◆ Requirement ◆
Can you output the records below exactly as they are written?

◆ The data ◆
══════════

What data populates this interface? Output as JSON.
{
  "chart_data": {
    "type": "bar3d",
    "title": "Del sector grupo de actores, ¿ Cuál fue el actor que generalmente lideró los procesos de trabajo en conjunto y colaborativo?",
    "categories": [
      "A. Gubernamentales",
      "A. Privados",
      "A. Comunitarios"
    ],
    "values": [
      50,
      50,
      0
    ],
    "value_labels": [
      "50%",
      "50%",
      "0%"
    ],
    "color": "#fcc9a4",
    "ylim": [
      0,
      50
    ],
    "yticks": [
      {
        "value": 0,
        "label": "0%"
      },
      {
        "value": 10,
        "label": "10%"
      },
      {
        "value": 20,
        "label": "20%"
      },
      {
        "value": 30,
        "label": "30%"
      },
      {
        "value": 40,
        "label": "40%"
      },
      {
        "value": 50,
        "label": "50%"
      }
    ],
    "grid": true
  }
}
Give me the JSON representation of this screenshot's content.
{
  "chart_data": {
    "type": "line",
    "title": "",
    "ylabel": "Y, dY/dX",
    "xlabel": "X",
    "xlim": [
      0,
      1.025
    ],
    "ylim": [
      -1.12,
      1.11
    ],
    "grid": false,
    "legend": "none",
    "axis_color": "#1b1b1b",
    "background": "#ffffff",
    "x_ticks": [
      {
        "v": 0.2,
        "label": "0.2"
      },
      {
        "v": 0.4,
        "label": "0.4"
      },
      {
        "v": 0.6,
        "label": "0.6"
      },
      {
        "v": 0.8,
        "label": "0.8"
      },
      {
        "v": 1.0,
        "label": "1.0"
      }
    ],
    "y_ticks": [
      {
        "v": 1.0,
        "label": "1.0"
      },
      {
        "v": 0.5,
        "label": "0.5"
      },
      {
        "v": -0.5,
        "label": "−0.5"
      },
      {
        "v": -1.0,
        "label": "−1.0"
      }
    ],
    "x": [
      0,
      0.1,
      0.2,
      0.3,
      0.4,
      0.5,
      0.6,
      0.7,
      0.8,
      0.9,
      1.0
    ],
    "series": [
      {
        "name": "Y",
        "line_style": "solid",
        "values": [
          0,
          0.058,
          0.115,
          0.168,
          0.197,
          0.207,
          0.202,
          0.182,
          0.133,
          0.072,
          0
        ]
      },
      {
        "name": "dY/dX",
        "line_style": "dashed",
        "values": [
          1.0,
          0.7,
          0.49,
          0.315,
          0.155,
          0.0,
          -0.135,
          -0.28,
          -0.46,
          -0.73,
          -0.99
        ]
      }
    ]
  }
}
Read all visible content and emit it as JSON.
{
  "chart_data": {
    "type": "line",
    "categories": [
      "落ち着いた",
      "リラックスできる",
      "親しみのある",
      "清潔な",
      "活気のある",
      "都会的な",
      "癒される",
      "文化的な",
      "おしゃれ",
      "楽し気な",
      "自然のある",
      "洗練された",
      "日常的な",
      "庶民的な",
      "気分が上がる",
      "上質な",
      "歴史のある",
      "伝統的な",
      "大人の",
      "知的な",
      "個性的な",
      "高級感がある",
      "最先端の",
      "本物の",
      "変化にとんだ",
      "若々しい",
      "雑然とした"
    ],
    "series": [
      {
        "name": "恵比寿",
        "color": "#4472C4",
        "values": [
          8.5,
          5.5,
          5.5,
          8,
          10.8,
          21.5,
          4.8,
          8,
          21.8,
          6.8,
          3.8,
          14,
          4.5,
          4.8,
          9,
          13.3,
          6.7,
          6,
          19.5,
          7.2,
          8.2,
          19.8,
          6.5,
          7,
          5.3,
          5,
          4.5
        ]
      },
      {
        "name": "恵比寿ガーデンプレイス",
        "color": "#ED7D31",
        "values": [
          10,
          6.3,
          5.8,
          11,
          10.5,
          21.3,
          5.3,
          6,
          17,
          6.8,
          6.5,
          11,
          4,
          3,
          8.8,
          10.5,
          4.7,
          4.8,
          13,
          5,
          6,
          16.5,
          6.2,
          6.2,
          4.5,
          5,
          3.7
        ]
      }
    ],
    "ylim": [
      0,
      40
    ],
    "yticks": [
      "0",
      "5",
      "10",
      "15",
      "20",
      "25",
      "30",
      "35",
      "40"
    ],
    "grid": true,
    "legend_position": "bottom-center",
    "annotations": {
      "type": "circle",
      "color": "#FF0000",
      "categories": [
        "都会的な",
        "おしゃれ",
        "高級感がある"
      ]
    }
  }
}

══════════

◆ Solution to the problem ◆
What data populates this interface? Output as JSON.
{
  "chart_data": {
    "type": "bar3d",
    "title": "Del sector grupo de actores, ¿ Cuál fue el actor que generalmente lideró los procesos de trabajo en conjunto y colaborativo?",
    "categories": [
      "A. Gubernamentales",
      "A. Privados",
      "A. Comunitarios"
    ],
    "values": [
      50,
      50,
      0
    ],
    "value_labels": [
      "50%",
      "50%",
      "0%"
    ],
    "color": "#fcc9a4",
    "ylim": [
      0,
      50
    ],
    "yticks": [
      {
        "value": 0,
        "label": "0%"
      },
      {
        "value": 10,
        "label": "10%"
      },
      {
        "value": 20,
        "label": "20%"
      },
      {
        "value": 30,
        "label": "30%"
      },
      {
        "value": 40,
        "label": "40%"
      },
      {
        "value": 50,
        "label": "50%"
      }
    ],
    "grid": true
  }
}
Give me the JSON representation of this screenshot's content.
{
  "chart_data": {
    "type": "line",
    "title": "",
    "ylabel": "Y, dY/dX",
    "xlabel": "X",
    "xlim": [
      0,
      1.025
    ],
    "ylim": [
      -1.12,
      1.11
    ],
    "grid": false,
    "legend": "none",
    "axis_color": "#1b1b1b",
    "background": "#ffffff",
    "x_ticks": [
      {
        "v": 0.2,
        "label": "0.2"
      },
      {
        "v": 0.4,
        "label": "0.4"
      },
      {
        "v": 0.6,
        "label": "0.6"
      },
      {
        "v": 0.8,
        "label": "0.8"
      },
      {
        "v": 1.0,
        "label": "1.0"
      }
    ],
    "y_ticks": [
      {
        "v": 1.0,
        "label": "1.0"
      },
      {
        "v": 0.5,
        "label": "0.5"
      },
      {
        "v": -0.5,
        "label": "−0.5"
      },
      {
        "v": -1.0,
        "label": "−1.0"
      }
    ],
    "x": [
      0,
      0.1,
      0.2,
      0.3,
      0.4,
      0.5,
      0.6,
      0.7,
      0.8,
      0.9,
      1.0
    ],
    "series": [
      {
        "name": "Y",
        "line_style": "solid",
        "values": [
          0,
          0.058,
          0.115,
          0.168,
          0.197,
          0.207,
          0.202,
          0.182,
          0.133,
          0.072,
          0
        ]
      },
      {
        "name": "dY/dX",
        "line_style": "dashed",
        "values": [
          1.0,
          0.7,
          0.49,
          0.315,
          0.155,
          0.0,
          -0.135,
          -0.28,
          -0.46,
          -0.73,
          -0.99
        ]
      }
    ]
  }
}
Read all visible content and emit it as JSON.
{
  "chart_data": {
    "type": "line",
    "categories": [
      "落ち着いた",
      "リラックスできる",
      "親しみのある",
      "清潔な",
      "活気のある",
      "都会的な",
      "癒される",
      "文化的な",
      "おしゃれ",
      "楽し気な",
      "自然のある",
      "洗練された",
      "日常的な",
      "庶民的な",
      "気分が上がる",
      "上質な",
      "歴史のある",
      "伝統的な",
      "大人の",
      "知的な",
      "個性的な",
      "高級感がある",
      "最先端の",
      "本物の",
      "変化にとんだ",
      "若々しい",
      "雑然とした"
    ],
    "series": [
      {
        "name": "恵比寿",
        "color": "#4472C4",
        "values": [
          8.5,
          5.5,
          5.5,
          8,
          10.8,
          21.5,
          4.8,
          8,
          21.8,
          6.8,
          3.8,
          14,
          4.5,
          4.8,
          9,
          13.3,
          6.7,
          6,
          19.5,
          7.2,
          8.2,
          19.8,
          6.5,
          7,
          5.3,
          5,
          4.5
        ]
      },
      {
        "name": "恵比寿ガーデンプレイス",
        "color": "#ED7D31",
        "values": [
          10,
          6.3,
          5.8,
          11,
          10.5,
          21.3,
          5.3,
          6,
          17,
          6.8,
          6.5,
          11,
          4,
          3,
          8.8,
          10.5,
          4.7,
          4.8,
          13,
          5,
          6,
          16.5,
          6.2,
          6.2,
          4.5,
          5,
          3.7
        ]
      }
    ],
    "ylim": [
      0,
      40
    ],
    "yticks": [
      "0",
      "5",
      "10",
      "15",
      "20",
      "25",
      "30",
      "35",
      "40"
    ],
    "grid": true,
    "legend_position": "bottom-center",
    "annotations": {
      "type": "circle",
      "color": "#FF0000",
      "categories": [
        "都会的な",
        "おしゃれ",
        "高級感がある"
      ]
    }
  }
}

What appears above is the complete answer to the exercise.